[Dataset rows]
##############################
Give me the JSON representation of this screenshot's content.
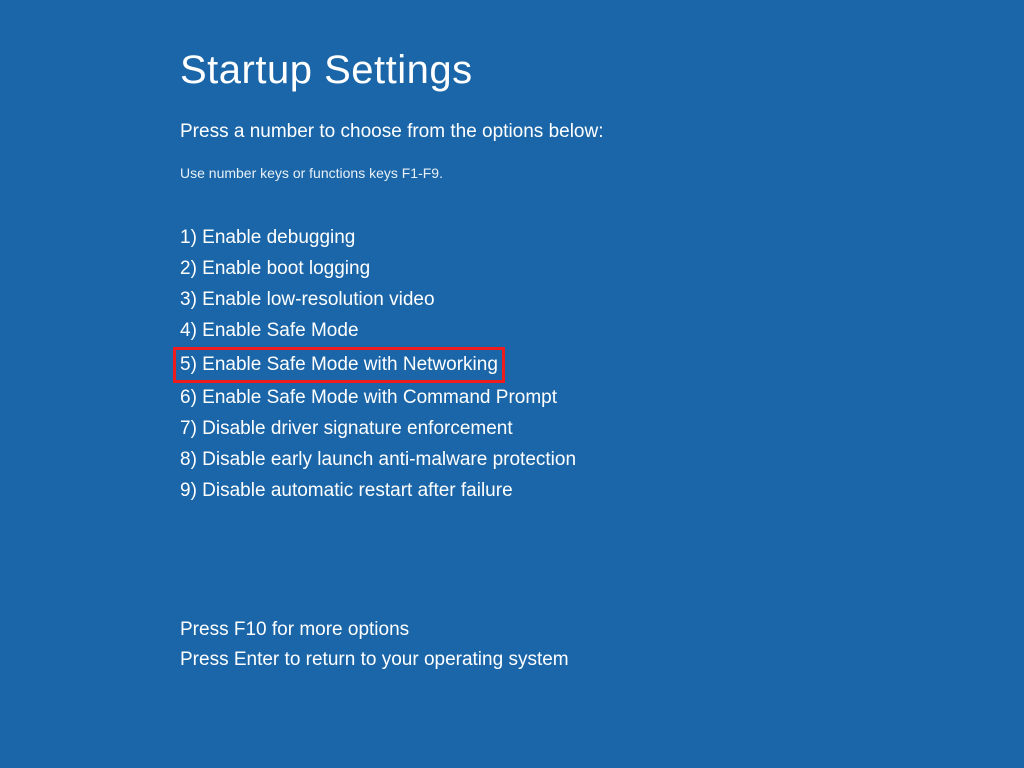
{
  "title": "Startup Settings",
  "instruction": "Press a number to choose from the options below:",
  "hint": "Use number keys or functions keys F1-F9.",
  "options": [
    "1) Enable debugging",
    "2) Enable boot logging",
    "3) Enable low-resolution video",
    "4) Enable Safe Mode",
    "5) Enable Safe Mode with Networking",
    "6) Enable Safe Mode with Command Prompt",
    "7) Disable driver signature enforcement",
    "8) Disable early launch anti-malware protection",
    "9) Disable automatic restart after failure"
  ],
  "highlightedIndex": 4,
  "footer": {
    "moreOptions": "Press F10 for more options",
    "returnOs": "Press Enter to return to your operating system"
  }
}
##############################
### Requirement
Above are the records; reproduce them exactly and leave out the pictures.

### Response below
Give me the JSON representation of this screenshot's content.
{
  "title": "Startup Settings",
  "instruction": "Press a number to choose from the options below:",
  "hint": "Use number keys or functions keys F1-F9.",
  "options": [
    "1) Enable debugging",
    "2) Enable boot logging",
    "3) Enable low-resolution video",
    "4) Enable Safe Mode",
    "5) Enable Safe Mode with Networking",
    "6) Enable Safe Mode with Command Prompt",
    "7) Disable driver signature enforcement",
    "8) Disable early launch anti-malware protection",
    "9) Disable automatic restart after failure"
  ],
  "highlightedIndex": 4,
  "footer": {
    "moreOptions": "Press F10 for more options",
    "returnOs": "Press Enter to return to your operating system"
  }
}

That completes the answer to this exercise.